| BRIEF |
Each of the entries should be retyped precisely as it appears.
— Begin DATA SUPPLIED —
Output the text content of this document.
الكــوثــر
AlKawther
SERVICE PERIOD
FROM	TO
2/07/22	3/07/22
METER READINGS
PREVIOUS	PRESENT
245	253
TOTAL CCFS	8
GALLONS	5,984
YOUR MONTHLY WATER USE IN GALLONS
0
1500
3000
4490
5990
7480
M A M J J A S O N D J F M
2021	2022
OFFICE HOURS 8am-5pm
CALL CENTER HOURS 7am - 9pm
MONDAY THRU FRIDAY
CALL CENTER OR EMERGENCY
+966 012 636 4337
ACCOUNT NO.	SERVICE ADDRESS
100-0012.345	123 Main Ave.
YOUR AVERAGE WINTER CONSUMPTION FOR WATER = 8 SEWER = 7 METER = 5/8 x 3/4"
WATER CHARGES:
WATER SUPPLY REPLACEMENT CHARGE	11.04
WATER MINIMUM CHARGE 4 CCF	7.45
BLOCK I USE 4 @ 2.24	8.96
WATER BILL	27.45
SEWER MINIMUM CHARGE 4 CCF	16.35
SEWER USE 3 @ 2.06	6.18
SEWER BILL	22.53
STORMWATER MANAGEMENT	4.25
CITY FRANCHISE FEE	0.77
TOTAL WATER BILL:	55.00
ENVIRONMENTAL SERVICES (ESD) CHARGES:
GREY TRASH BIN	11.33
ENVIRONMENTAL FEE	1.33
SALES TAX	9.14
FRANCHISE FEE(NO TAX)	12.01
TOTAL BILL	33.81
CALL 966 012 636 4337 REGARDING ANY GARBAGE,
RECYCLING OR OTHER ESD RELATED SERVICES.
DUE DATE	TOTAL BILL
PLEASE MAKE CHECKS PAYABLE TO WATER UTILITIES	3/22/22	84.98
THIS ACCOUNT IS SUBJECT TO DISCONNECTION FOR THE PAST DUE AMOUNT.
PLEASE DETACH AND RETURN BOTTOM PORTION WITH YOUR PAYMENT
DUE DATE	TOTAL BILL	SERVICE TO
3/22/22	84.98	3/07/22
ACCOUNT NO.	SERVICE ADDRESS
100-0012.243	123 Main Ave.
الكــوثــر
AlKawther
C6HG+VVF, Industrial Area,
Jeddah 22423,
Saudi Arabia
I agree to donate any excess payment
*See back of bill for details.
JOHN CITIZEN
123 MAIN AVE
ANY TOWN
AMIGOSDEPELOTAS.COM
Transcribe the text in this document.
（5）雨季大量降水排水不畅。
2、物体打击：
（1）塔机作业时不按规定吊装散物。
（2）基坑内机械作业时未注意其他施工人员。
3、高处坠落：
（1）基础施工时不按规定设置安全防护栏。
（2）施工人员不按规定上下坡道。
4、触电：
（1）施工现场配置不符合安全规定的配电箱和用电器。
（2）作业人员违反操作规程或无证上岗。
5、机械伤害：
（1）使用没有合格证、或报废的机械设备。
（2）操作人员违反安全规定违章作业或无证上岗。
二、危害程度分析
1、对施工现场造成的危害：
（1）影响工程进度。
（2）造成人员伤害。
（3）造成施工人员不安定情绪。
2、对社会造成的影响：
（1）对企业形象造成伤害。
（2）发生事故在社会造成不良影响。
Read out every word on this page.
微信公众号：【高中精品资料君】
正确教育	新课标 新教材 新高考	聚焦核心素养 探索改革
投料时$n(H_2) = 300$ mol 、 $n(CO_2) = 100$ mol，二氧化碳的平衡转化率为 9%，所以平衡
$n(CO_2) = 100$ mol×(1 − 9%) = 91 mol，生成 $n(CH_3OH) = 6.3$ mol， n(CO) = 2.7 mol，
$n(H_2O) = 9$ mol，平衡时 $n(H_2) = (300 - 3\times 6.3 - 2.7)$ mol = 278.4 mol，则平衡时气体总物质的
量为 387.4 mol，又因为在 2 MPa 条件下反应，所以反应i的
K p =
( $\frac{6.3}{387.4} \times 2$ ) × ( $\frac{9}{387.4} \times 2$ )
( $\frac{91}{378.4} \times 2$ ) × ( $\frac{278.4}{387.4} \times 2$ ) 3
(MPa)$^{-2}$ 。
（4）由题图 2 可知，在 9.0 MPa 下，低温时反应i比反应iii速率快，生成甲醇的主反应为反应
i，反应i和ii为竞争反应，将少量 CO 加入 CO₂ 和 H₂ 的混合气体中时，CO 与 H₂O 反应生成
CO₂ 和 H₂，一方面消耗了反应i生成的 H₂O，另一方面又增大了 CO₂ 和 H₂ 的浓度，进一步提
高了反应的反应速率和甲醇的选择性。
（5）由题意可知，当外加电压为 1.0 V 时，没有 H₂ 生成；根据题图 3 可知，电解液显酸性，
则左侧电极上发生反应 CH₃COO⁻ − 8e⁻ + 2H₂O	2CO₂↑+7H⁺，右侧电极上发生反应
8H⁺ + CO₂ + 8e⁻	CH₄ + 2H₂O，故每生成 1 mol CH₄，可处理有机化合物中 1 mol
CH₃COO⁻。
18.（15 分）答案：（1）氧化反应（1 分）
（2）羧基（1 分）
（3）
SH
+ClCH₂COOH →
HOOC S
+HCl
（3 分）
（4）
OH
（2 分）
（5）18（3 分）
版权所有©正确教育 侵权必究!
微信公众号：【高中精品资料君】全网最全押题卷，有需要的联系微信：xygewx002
— End DATA SUPPLIED —
| CORRECT RESPONSE |
Output the text content of this document.
الكــوثــر
AlKawther
SERVICE PERIOD
FROM	TO
2/07/22	3/07/22
METER READINGS
PREVIOUS	PRESENT
245	253
TOTAL CCFS	8
GALLONS	5,984
YOUR MONTHLY WATER USE IN GALLONS
0
1500
3000
4490
5990
7480
M A M J J A S O N D J F M
2021	2022
OFFICE HOURS 8am-5pm
CALL CENTER HOURS 7am - 9pm
MONDAY THRU FRIDAY
CALL CENTER OR EMERGENCY
+966 012 636 4337
ACCOUNT NO.	SERVICE ADDRESS
100-0012.345	123 Main Ave.
YOUR AVERAGE WINTER CONSUMPTION FOR WATER = 8 SEWER = 7 METER = 5/8 x 3/4"
WATER CHARGES:
WATER SUPPLY REPLACEMENT CHARGE	11.04
WATER MINIMUM CHARGE 4 CCF	7.45
BLOCK I USE 4 @ 2.24	8.96
WATER BILL	27.45
SEWER MINIMUM CHARGE 4 CCF	16.35
SEWER USE 3 @ 2.06	6.18
SEWER BILL	22.53
STORMWATER MANAGEMENT	4.25
CITY FRANCHISE FEE	0.77
TOTAL WATER BILL:	55.00
ENVIRONMENTAL SERVICES (ESD) CHARGES:
GREY TRASH BIN	11.33
ENVIRONMENTAL FEE	1.33
SALES TAX	9.14
FRANCHISE FEE(NO TAX)	12.01
TOTAL BILL	33.81
CALL 966 012 636 4337 REGARDING ANY GARBAGE,
RECYCLING OR OTHER ESD RELATED SERVICES.
DUE DATE	TOTAL BILL
PLEASE MAKE CHECKS PAYABLE TO WATER UTILITIES	3/22/22	84.98
THIS ACCOUNT IS SUBJECT TO DISCONNECTION FOR THE PAST DUE AMOUNT.
PLEASE DETACH AND RETURN BOTTOM PORTION WITH YOUR PAYMENT
DUE DATE	TOTAL BILL	SERVICE TO
3/22/22	84.98	3/07/22
ACCOUNT NO.	SERVICE ADDRESS
100-0012.243	123 Main Ave.
الكــوثــر
AlKawther
C6HG+VVF, Industrial Area,
Jeddah 22423,
Saudi Arabia
I agree to donate any excess payment
*See back of bill for details.
JOHN CITIZEN
123 MAIN AVE
ANY TOWN
AMIGOSDEPELOTAS.COM
Transcribe the text in this document.
（5）雨季大量降水排水不畅。
2、物体打击：
（1）塔机作业时不按规定吊装散物。
（2）基坑内机械作业时未注意其他施工人员。
3、高处坠落：
（1）基础施工时不按规定设置安全防护栏。
（2）施工人员不按规定上下坡道。
4、触电：
（1）施工现场配置不符合安全规定的配电箱和用电器。
（2）作业人员违反操作规程或无证上岗。
5、机械伤害：
（1）使用没有合格证、或报废的机械设备。
（2）操作人员违反安全规定违章作业或无证上岗。
二、危害程度分析
1、对施工现场造成的危害：
（1）影响工程进度。
（2）造成人员伤害。
（3）造成施工人员不安定情绪。
2、对社会造成的影响：
（1）对企业形象造成伤害。
（2）发生事故在社会造成不良影响。
Read out every word on this page.
微信公众号：【高中精品资料君】
正确教育	新课标 新教材 新高考	聚焦核心素养 探索改革
投料时$n(H_2) = 300$ mol 、 $n(CO_2) = 100$ mol，二氧化碳的平衡转化率为 9%，所以平衡
$n(CO_2) = 100$ mol×(1 − 9%) = 91 mol，生成 $n(CH_3OH) = 6.3$ mol， n(CO) = 2.7 mol，
$n(H_2O) = 9$ mol，平衡时 $n(H_2) = (300 - 3\times 6.3 - 2.7)$ mol = 278.4 mol，则平衡时气体总物质的
量为 387.4 mol，又因为在 2 MPa 条件下反应，所以反应i的
K p =
( $\frac{6.3}{387.4} \times 2$ ) × ( $\frac{9}{387.4} \times 2$ )
( $\frac{91}{378.4} \times 2$ ) × ( $\frac{278.4}{387.4} \times 2$ ) 3
(MPa)$^{-2}$ 。
（4）由题图 2 可知，在 9.0 MPa 下，低温时反应i比反应iii速率快，生成甲醇的主反应为反应
i，反应i和ii为竞争反应，将少量 CO 加入 CO₂ 和 H₂ 的混合气体中时，CO 与 H₂O 反应生成
CO₂ 和 H₂，一方面消耗了反应i生成的 H₂O，另一方面又增大了 CO₂ 和 H₂ 的浓度，进一步提
高了反应的反应速率和甲醇的选择性。
（5）由题意可知，当外加电压为 1.0 V 时，没有 H₂ 生成；根据题图 3 可知，电解液显酸性，
则左侧电极上发生反应 CH₃COO⁻ − 8e⁻ + 2H₂O	2CO₂↑+7H⁺，右侧电极上发生反应
8H⁺ + CO₂ + 8e⁻	CH₄ + 2H₂O，故每生成 1 mol CH₄，可处理有机化合物中 1 mol
CH₃COO⁻。
18.（15 分）答案：（1）氧化反应（1 分）
（2）羧基（1 分）
（3）
SH
+ClCH₂COOH →
HOOC S
+HCl
（3 分）
（4）
OH
（2 分）
（5）18（3 分）
版权所有©正确教育 侵权必究!
微信公众号：【高中精品资料君】全网最全押题卷，有需要的联系微信：xygewx002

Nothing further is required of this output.